Give only a count of the lines that include the string "Articles".
>> begin
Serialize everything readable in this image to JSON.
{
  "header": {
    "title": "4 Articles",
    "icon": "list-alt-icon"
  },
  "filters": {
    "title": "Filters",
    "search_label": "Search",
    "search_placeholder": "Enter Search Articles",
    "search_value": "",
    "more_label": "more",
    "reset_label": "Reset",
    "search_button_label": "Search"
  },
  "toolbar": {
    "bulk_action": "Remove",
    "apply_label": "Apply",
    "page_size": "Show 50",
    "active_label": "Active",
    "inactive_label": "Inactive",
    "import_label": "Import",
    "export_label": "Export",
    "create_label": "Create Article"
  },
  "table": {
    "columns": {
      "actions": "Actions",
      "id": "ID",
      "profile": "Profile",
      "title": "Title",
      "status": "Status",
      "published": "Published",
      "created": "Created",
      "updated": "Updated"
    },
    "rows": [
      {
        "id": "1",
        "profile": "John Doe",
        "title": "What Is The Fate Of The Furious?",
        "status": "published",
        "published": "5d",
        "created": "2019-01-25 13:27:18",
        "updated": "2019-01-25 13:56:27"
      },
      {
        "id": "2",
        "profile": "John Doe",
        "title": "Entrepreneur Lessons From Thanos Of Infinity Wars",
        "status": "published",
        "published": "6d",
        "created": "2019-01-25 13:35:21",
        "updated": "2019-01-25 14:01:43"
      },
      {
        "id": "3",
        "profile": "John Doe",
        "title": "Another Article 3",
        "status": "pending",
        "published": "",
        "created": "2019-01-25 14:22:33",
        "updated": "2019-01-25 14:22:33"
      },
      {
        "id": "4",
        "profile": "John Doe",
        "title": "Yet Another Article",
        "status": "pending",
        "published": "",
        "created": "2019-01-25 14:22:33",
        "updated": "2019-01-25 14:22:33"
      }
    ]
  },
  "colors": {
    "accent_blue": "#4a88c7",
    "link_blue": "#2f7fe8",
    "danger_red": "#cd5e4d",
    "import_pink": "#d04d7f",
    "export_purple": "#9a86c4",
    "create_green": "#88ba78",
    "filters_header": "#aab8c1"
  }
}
>> end
**WRITTEN SOLUTION:**
2